PROVIDED MATERIAL>
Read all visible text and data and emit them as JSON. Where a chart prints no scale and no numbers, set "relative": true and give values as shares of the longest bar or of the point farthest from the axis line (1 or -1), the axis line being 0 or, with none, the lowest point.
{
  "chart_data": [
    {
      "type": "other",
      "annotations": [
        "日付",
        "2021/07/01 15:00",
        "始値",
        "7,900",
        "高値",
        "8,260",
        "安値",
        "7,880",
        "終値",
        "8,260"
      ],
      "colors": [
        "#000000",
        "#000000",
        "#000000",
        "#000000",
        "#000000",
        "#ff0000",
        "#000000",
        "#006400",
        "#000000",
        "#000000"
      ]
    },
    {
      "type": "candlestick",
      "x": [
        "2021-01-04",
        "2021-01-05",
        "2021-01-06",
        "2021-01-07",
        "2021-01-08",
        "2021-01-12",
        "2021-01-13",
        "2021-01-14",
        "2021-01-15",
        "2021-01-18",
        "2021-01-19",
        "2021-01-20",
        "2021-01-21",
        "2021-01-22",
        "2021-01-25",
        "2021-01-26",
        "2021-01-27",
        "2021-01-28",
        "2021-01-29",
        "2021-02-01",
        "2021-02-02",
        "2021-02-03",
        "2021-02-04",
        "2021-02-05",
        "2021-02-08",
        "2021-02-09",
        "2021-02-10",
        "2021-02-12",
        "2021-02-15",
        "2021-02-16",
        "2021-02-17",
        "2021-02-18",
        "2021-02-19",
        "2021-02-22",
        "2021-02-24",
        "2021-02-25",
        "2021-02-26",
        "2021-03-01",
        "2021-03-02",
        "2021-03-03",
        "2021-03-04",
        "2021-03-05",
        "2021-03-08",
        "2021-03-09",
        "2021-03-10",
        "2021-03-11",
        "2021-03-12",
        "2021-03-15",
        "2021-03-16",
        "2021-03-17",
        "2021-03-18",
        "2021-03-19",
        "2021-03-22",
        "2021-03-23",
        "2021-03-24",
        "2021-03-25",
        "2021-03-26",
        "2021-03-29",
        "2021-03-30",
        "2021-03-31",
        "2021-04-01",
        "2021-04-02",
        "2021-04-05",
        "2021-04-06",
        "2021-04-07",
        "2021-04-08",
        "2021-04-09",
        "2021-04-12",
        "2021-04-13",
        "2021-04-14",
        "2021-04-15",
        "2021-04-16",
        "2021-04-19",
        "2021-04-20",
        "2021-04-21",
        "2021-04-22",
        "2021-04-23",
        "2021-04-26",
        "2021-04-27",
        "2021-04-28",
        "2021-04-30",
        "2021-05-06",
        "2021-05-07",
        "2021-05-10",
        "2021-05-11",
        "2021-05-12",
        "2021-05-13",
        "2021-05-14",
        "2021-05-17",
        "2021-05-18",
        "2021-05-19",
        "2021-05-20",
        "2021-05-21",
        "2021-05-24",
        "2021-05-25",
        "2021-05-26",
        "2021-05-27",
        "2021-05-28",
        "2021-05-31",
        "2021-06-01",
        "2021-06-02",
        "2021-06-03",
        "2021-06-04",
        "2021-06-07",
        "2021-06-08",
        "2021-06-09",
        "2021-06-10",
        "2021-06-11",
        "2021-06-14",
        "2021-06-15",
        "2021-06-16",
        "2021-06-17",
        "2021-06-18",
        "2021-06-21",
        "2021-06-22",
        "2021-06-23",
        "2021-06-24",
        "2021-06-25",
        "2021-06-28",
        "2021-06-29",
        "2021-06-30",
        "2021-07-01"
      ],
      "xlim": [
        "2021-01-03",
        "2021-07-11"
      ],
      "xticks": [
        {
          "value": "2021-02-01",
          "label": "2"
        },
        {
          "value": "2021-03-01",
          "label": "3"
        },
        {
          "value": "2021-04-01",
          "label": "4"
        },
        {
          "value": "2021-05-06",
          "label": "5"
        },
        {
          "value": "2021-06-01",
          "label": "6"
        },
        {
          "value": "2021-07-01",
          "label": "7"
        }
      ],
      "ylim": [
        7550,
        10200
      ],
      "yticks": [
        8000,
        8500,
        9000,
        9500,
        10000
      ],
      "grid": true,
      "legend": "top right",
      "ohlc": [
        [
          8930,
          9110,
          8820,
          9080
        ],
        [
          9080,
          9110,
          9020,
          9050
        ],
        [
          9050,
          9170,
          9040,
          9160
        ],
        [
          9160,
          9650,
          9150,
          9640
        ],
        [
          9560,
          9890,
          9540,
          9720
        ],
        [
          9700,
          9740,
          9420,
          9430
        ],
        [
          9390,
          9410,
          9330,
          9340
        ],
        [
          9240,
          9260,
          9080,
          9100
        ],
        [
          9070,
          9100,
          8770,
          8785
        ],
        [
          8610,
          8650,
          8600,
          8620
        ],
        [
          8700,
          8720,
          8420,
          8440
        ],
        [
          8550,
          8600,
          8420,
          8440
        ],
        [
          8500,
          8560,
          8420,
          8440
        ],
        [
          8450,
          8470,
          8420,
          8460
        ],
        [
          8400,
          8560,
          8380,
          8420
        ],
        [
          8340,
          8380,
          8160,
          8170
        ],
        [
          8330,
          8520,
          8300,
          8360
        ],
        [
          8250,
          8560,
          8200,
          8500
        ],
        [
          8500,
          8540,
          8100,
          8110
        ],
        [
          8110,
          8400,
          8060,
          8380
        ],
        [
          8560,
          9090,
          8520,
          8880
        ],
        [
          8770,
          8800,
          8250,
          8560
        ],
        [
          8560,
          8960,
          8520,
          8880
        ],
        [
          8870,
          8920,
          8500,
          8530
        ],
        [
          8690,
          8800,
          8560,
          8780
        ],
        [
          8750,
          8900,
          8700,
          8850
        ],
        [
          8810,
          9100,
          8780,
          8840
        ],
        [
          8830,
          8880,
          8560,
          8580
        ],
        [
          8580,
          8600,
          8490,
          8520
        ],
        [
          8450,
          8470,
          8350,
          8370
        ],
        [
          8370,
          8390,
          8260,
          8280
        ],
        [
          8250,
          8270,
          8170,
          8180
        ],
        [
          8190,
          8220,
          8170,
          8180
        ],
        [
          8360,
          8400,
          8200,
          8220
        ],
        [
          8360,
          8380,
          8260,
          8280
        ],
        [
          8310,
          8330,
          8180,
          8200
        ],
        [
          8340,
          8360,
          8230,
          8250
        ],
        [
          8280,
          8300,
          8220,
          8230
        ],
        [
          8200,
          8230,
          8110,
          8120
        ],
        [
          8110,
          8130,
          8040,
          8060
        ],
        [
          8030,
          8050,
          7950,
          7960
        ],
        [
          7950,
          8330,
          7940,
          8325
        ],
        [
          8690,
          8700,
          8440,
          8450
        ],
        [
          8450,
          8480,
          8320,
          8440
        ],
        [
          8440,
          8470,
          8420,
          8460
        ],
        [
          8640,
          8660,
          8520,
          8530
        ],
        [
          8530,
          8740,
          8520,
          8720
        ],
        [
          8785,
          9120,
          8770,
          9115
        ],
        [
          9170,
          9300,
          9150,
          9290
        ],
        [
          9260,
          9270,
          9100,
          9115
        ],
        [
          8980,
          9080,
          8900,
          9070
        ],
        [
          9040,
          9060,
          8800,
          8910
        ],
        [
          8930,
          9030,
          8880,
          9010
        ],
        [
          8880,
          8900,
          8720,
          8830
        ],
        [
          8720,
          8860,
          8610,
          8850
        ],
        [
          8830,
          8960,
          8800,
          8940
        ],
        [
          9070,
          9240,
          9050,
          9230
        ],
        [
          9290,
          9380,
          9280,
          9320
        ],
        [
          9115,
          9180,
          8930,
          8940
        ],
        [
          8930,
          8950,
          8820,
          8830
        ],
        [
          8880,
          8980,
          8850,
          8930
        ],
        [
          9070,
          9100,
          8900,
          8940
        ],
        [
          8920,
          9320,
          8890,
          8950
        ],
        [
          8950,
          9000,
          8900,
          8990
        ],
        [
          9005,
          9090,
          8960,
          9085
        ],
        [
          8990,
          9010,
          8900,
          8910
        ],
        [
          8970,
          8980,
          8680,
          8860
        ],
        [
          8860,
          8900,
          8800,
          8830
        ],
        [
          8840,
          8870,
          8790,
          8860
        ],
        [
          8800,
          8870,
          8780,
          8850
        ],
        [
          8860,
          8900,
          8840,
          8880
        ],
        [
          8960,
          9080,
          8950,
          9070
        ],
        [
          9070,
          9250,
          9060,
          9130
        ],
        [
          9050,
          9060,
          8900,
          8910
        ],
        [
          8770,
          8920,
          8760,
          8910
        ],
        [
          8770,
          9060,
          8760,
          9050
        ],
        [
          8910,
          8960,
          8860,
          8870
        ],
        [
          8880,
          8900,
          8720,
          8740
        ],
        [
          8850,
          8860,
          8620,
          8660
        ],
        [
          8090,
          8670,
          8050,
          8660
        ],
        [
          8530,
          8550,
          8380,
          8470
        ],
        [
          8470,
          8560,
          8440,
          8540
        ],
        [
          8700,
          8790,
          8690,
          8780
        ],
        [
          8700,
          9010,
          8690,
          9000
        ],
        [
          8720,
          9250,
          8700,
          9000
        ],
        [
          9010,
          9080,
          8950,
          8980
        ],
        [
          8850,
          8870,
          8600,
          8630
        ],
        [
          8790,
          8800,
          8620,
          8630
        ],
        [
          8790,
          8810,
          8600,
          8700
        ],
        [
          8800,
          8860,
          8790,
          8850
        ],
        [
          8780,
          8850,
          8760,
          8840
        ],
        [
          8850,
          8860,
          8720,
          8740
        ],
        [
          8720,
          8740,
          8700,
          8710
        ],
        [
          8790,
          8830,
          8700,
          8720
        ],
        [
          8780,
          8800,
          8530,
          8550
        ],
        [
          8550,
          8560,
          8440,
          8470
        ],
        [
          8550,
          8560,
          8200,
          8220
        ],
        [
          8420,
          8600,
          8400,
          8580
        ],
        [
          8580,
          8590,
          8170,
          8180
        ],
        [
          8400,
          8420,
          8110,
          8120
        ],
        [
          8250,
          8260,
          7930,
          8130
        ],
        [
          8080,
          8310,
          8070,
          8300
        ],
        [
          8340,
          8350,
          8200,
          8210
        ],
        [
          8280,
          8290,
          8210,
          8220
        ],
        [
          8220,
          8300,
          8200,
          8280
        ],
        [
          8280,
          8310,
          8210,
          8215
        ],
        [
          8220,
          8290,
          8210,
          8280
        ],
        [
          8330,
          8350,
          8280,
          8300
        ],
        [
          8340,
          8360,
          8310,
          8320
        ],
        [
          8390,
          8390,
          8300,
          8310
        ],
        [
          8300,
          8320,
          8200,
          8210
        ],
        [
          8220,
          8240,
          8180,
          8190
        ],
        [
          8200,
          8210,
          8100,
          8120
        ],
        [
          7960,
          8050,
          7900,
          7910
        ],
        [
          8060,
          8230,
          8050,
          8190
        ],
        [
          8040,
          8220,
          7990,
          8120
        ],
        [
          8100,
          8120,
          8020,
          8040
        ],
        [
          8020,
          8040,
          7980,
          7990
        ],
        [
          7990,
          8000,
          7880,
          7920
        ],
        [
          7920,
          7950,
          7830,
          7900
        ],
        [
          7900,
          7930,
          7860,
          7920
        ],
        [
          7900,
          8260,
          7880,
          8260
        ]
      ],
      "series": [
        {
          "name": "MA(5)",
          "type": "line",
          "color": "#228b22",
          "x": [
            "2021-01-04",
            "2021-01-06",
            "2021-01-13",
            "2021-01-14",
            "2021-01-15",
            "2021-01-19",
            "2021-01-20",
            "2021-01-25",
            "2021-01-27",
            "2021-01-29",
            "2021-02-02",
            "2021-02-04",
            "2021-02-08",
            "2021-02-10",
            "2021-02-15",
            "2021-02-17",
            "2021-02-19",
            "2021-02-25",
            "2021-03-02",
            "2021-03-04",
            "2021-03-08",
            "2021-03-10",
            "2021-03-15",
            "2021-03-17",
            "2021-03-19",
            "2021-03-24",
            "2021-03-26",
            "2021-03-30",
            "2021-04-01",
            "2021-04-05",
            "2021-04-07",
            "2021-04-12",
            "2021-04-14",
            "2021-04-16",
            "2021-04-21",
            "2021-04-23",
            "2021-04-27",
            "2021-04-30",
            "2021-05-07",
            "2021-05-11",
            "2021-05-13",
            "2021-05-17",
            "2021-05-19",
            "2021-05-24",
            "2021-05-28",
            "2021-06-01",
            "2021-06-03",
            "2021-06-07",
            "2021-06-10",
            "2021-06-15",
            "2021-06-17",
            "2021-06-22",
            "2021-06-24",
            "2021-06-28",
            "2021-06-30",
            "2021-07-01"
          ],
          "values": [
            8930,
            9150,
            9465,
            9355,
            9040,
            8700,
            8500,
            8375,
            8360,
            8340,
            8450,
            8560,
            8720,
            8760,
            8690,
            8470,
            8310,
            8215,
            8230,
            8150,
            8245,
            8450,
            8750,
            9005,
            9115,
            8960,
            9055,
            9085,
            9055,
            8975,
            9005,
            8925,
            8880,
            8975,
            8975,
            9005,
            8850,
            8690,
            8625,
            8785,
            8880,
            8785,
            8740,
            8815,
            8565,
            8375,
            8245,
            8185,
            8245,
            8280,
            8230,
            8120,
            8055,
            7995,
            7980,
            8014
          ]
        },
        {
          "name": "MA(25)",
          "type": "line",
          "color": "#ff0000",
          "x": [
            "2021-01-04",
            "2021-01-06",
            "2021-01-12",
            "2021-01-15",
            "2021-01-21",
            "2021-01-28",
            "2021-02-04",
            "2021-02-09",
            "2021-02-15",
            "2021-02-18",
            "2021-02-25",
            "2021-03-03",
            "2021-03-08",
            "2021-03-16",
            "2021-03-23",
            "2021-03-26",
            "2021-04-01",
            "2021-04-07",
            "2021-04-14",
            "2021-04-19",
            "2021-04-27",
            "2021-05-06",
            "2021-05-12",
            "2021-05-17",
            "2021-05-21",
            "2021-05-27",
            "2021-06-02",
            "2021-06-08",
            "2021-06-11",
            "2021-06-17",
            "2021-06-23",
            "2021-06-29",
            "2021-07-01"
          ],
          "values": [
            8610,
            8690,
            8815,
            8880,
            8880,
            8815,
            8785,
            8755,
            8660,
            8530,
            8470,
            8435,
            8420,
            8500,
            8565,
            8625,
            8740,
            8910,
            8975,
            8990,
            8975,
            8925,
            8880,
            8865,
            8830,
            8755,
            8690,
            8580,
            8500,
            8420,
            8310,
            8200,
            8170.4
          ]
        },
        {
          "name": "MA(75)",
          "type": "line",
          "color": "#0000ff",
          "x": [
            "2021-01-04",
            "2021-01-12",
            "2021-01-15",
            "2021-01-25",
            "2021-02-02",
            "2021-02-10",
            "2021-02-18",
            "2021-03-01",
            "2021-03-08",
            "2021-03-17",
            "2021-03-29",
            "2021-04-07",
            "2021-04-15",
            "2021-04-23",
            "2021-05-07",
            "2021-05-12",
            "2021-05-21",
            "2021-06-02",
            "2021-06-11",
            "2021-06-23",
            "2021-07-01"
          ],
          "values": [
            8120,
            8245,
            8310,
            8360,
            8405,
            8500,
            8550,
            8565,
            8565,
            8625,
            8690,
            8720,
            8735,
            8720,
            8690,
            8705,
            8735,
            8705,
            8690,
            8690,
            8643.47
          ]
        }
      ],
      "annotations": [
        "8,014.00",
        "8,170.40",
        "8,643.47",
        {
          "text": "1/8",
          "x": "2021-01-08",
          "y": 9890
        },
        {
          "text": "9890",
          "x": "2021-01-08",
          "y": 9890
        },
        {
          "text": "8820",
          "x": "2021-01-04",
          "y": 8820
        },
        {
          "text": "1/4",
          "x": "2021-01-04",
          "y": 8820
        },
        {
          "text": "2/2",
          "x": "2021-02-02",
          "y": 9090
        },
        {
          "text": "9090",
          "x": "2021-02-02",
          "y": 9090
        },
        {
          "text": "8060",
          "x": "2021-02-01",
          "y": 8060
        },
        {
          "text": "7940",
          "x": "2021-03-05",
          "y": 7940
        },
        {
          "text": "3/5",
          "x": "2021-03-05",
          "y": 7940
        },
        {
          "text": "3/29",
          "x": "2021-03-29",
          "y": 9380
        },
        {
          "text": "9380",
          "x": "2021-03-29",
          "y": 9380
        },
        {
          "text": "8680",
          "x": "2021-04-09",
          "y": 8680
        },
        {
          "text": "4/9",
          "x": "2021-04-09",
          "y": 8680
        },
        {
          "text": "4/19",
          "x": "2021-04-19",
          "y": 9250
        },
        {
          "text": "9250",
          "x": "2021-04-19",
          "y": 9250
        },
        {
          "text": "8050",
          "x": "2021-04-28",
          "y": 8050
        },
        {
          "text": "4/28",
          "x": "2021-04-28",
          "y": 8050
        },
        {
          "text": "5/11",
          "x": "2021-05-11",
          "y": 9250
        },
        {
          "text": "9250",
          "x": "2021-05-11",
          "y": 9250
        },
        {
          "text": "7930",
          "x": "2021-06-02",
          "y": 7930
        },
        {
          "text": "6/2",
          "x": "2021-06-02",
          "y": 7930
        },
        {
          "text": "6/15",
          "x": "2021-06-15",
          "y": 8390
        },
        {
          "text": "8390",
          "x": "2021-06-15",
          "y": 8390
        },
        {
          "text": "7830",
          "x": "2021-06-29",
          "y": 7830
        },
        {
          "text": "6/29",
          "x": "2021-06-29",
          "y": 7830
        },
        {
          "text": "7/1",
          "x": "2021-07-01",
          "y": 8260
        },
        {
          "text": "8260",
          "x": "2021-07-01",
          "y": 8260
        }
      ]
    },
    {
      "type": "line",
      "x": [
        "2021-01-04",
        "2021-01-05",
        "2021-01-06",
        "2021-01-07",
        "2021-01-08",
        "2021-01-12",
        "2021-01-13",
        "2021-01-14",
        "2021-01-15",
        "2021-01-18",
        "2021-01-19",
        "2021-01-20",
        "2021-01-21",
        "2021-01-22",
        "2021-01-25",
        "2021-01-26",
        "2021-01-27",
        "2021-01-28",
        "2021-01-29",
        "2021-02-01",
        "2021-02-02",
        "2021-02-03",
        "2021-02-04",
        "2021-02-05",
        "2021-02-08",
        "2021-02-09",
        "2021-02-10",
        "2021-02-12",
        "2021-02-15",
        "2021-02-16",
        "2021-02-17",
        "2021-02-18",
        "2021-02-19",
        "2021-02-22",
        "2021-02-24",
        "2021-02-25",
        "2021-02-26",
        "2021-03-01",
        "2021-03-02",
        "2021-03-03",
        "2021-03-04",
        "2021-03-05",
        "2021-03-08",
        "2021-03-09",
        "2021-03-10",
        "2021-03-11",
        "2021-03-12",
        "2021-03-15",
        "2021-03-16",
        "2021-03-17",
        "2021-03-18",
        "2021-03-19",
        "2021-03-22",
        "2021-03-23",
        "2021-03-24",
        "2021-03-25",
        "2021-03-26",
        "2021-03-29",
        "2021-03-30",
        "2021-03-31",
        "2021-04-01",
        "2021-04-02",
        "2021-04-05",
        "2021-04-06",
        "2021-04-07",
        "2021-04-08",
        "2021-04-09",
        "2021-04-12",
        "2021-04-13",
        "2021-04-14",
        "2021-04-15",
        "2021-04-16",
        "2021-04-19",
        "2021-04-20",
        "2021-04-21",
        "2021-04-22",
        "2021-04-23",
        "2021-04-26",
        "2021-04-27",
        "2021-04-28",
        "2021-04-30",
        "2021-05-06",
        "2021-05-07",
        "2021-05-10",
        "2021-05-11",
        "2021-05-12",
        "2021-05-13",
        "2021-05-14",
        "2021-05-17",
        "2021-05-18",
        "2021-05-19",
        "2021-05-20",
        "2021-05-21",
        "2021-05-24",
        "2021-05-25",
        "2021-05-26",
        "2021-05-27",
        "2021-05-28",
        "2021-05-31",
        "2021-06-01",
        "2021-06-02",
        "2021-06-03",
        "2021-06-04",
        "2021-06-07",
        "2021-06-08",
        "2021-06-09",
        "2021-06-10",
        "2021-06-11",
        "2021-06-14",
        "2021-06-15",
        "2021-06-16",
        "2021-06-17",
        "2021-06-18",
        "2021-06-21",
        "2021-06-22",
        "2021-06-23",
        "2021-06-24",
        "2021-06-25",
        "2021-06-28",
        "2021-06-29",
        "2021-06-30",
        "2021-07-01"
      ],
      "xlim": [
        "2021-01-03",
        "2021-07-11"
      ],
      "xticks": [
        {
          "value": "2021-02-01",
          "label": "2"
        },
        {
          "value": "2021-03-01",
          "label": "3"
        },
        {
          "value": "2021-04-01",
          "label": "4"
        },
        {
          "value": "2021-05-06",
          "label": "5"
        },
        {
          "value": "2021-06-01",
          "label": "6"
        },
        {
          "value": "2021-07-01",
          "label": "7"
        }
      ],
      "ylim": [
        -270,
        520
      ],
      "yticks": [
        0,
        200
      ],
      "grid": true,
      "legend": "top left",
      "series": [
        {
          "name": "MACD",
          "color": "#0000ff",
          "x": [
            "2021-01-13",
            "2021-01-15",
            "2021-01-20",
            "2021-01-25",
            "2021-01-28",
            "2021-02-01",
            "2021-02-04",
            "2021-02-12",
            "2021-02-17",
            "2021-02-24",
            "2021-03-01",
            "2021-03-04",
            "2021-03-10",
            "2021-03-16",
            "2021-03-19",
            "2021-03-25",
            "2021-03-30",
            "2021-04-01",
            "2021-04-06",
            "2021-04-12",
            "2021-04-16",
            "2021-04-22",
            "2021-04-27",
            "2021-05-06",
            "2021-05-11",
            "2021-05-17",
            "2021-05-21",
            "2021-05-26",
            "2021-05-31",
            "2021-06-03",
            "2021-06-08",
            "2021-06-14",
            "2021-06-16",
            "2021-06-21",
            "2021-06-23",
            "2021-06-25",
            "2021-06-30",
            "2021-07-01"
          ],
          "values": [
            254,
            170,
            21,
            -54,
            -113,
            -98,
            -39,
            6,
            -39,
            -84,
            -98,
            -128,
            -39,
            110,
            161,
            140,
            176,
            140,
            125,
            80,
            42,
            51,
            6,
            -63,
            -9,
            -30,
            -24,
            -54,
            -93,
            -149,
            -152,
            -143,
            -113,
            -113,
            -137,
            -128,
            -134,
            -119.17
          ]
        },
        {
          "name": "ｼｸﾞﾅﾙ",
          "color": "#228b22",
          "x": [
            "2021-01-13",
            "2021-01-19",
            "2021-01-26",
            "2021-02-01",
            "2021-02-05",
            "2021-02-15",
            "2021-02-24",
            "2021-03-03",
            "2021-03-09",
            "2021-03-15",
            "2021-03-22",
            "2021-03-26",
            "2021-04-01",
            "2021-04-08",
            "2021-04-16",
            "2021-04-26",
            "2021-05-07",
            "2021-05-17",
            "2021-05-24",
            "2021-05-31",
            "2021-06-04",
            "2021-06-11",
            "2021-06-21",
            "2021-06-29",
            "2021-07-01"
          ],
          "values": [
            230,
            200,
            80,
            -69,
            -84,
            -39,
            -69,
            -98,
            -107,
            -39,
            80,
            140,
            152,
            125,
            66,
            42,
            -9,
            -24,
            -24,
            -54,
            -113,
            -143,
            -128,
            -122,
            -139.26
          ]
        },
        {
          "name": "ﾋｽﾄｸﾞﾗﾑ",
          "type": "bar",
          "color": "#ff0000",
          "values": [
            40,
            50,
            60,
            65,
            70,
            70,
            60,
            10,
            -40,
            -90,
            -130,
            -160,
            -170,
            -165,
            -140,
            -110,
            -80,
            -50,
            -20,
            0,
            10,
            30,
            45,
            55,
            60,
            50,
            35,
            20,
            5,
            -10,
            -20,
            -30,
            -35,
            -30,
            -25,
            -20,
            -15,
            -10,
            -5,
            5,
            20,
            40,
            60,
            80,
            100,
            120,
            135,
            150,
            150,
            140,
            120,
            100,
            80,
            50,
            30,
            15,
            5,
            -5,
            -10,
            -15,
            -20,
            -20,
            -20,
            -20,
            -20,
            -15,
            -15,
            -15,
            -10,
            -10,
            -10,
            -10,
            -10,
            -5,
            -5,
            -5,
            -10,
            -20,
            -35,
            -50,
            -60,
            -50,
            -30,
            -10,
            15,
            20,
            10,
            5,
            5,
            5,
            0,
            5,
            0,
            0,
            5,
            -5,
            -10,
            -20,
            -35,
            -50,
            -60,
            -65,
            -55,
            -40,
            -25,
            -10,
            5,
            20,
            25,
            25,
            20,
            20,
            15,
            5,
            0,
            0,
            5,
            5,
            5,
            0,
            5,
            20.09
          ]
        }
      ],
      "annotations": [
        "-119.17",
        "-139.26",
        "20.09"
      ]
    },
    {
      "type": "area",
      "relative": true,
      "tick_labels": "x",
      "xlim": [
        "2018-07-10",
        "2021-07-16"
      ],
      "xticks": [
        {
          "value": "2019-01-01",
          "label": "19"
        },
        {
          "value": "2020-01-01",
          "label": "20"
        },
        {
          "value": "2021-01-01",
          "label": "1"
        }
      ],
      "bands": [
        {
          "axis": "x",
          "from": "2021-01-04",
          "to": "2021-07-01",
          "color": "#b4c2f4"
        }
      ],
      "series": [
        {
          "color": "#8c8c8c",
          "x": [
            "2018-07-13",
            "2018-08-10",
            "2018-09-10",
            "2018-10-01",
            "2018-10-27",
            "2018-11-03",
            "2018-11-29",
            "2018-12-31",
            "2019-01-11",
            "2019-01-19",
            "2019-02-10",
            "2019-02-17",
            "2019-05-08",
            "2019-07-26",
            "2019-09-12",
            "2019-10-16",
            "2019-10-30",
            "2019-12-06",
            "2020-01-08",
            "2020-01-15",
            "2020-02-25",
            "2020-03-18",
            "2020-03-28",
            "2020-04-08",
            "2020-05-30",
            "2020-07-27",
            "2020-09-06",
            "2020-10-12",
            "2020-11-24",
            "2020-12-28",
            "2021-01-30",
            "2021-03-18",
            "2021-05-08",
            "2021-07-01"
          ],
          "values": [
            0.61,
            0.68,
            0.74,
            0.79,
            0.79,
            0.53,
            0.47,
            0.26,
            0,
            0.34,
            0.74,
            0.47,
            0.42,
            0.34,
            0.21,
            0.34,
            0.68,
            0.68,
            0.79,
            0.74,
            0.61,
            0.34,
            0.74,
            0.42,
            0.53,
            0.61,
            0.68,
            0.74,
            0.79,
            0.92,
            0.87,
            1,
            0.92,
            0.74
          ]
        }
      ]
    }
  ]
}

GOAL>
Copy every line of the listing that contains the word "relative".

ANSWER IN FULL>
Read all visible text and data and emit them as JSON. Where a chart prints no scale and no numbers, set "relative": true and give values as shares of the longest bar or of the point farthest from the axis line (1 or -1), the axis line being 0 or, with none, the lowest point.
      "relative": true,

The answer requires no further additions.